_TASK OBJECTIVE_
Locate and copy all lines bearing the word "Ratio".

_RECORDS FOR PROCESSING_
——————

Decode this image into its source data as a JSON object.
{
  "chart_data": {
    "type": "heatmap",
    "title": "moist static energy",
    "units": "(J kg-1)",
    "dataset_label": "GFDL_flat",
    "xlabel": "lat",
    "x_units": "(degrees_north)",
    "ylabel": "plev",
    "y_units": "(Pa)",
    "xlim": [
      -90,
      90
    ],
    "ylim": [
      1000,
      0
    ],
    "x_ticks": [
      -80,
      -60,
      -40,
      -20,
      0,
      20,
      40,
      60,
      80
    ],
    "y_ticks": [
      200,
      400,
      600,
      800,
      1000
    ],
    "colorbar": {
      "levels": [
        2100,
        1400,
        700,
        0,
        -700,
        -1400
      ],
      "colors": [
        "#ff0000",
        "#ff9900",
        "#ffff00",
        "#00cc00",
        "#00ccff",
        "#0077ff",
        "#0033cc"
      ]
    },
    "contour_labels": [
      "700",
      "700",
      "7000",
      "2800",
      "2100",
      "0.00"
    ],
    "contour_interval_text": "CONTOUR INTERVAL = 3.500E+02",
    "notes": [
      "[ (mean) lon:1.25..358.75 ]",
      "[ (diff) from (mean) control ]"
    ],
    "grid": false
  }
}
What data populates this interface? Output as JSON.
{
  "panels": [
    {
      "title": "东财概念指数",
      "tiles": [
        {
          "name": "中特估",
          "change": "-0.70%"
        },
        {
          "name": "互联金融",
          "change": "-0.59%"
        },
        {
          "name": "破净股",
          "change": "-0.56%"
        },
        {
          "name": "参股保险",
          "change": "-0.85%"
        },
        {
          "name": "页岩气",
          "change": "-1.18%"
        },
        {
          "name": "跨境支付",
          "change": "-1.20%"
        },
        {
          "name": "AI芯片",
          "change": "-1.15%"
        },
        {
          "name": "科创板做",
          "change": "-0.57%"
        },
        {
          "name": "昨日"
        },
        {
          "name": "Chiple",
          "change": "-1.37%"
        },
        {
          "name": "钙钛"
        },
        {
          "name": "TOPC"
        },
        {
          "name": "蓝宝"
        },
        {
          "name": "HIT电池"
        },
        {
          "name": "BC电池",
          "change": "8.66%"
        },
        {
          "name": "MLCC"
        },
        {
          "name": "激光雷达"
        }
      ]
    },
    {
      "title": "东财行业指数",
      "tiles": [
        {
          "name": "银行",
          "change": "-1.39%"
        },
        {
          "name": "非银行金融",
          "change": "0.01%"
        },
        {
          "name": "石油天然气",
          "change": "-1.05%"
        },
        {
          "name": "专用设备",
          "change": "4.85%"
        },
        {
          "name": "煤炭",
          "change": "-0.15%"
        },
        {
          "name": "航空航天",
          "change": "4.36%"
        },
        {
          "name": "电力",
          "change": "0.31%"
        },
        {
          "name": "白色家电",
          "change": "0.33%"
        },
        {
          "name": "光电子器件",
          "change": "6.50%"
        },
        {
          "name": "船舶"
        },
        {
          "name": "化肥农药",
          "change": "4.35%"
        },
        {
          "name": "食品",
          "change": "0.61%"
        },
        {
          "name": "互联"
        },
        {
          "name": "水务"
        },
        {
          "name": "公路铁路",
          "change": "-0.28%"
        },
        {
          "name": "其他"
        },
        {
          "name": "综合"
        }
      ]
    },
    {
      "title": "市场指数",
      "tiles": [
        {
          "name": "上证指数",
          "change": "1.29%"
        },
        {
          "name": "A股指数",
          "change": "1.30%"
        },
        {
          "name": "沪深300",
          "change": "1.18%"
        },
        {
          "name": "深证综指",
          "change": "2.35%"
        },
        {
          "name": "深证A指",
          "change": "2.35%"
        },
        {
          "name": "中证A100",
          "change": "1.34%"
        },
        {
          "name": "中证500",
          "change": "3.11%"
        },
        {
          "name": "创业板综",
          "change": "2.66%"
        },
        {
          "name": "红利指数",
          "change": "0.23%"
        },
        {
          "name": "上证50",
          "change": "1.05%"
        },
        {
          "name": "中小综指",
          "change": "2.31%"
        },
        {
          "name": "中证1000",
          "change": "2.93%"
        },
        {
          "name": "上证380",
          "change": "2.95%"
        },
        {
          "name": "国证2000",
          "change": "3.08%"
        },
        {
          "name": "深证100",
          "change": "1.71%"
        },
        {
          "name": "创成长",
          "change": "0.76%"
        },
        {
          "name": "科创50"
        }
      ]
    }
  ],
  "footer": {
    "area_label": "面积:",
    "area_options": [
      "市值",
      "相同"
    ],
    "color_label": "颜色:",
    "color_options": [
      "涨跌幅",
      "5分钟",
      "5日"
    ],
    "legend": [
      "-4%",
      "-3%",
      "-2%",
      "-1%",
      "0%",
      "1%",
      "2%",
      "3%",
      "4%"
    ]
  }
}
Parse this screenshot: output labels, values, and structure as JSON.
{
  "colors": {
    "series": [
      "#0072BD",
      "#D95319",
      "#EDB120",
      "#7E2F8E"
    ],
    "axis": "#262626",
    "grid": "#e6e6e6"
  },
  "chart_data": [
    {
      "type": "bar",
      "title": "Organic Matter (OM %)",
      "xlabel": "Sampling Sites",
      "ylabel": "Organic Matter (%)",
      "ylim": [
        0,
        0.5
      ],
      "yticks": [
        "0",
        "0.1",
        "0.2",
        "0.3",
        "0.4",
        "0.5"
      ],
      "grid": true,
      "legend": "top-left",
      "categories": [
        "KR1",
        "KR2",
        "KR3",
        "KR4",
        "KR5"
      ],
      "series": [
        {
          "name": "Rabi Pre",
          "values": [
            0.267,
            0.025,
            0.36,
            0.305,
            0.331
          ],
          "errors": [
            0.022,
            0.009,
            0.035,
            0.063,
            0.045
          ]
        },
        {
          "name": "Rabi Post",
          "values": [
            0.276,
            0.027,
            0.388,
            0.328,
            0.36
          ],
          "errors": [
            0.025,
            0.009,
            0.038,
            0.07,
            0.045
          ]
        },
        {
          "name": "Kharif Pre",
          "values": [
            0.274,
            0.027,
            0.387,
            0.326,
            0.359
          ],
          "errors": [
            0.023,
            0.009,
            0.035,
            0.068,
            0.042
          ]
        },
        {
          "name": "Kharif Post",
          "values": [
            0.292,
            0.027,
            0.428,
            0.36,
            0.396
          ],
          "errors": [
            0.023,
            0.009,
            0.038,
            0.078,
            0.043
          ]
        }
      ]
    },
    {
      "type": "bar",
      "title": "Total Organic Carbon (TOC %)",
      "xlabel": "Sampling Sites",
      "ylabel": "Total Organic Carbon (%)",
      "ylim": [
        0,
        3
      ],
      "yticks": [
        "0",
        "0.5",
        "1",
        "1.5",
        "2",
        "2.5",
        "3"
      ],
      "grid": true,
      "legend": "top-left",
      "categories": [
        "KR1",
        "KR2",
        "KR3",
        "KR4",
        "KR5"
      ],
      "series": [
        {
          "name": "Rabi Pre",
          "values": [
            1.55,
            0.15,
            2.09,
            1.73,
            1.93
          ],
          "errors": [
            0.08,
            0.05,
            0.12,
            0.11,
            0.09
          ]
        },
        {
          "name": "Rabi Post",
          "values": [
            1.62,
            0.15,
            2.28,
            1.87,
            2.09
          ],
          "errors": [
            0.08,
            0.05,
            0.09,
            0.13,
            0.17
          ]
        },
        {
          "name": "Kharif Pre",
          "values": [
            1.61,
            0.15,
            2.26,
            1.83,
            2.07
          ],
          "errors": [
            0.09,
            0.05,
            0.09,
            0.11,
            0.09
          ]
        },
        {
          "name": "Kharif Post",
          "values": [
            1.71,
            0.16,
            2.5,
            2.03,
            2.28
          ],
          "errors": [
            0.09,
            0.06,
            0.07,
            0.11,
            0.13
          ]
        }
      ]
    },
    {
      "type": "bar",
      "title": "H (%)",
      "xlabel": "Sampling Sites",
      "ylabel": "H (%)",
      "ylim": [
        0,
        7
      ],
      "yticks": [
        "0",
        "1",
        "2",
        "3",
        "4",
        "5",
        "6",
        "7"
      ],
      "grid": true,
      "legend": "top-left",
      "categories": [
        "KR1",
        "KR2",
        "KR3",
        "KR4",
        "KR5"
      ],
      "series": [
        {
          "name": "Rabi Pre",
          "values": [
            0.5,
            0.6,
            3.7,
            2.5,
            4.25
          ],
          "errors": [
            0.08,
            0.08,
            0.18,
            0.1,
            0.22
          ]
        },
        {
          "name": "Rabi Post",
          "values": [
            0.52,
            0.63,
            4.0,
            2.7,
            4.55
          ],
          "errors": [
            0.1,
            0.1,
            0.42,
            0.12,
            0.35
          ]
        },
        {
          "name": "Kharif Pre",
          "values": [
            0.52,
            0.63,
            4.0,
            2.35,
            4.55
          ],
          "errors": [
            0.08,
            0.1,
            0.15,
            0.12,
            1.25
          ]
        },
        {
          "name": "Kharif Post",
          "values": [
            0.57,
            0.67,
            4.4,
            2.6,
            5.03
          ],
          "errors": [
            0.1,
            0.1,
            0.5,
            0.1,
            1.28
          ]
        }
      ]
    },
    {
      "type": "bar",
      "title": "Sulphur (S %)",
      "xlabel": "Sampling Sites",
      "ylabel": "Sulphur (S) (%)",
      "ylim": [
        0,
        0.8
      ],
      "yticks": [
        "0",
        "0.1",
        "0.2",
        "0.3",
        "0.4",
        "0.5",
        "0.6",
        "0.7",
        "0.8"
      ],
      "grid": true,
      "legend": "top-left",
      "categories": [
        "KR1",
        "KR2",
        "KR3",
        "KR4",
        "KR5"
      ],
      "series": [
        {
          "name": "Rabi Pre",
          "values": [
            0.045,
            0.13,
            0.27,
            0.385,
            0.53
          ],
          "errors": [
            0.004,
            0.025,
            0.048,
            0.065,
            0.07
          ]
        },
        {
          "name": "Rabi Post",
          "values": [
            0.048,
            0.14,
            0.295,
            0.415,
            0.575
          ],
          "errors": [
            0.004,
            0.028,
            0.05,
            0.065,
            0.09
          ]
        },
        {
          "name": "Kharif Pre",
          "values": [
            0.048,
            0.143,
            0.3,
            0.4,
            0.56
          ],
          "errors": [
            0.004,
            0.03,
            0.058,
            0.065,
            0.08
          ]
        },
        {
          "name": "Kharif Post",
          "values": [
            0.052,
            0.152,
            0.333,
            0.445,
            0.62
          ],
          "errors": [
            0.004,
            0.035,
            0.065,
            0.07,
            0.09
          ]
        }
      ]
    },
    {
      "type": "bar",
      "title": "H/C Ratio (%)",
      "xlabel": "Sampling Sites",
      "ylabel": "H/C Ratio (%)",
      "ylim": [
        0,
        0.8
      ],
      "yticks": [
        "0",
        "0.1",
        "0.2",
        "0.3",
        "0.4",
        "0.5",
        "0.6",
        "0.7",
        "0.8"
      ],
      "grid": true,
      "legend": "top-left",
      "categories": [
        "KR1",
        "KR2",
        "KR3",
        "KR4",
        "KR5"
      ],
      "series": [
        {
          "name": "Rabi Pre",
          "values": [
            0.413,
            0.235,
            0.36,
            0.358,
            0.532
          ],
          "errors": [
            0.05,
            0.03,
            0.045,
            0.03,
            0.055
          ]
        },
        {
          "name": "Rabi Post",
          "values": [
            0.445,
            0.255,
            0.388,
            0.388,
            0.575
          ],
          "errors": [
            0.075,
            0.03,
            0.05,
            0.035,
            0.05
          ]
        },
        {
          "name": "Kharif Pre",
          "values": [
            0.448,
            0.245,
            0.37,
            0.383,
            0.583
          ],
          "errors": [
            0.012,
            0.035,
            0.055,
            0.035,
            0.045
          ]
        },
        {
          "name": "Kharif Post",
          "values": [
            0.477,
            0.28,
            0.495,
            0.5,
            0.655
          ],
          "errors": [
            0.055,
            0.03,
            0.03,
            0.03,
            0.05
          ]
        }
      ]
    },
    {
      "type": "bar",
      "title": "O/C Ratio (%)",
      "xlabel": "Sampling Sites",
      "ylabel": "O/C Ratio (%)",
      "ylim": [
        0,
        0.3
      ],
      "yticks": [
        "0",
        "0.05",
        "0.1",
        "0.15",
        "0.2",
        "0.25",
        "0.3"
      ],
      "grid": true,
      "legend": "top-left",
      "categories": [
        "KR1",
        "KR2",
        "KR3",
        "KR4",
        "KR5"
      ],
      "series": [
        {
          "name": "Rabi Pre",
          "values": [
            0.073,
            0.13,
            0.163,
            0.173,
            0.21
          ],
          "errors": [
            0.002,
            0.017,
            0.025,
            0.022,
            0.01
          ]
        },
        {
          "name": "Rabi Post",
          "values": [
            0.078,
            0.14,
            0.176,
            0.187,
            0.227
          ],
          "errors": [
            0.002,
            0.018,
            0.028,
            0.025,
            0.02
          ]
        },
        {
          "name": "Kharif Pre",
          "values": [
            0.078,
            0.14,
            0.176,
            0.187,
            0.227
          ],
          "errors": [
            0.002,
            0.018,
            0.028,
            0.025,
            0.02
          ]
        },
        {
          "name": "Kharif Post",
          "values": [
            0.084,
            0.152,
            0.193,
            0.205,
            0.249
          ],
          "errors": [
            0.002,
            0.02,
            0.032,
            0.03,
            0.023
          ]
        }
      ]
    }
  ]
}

——————

_RESULT BELOW_
      "title": "H/C Ratio (%)",
      "ylabel": "H/C Ratio (%)",
      "title": "O/C Ratio (%)",
      "ylabel": "O/C Ratio (%)",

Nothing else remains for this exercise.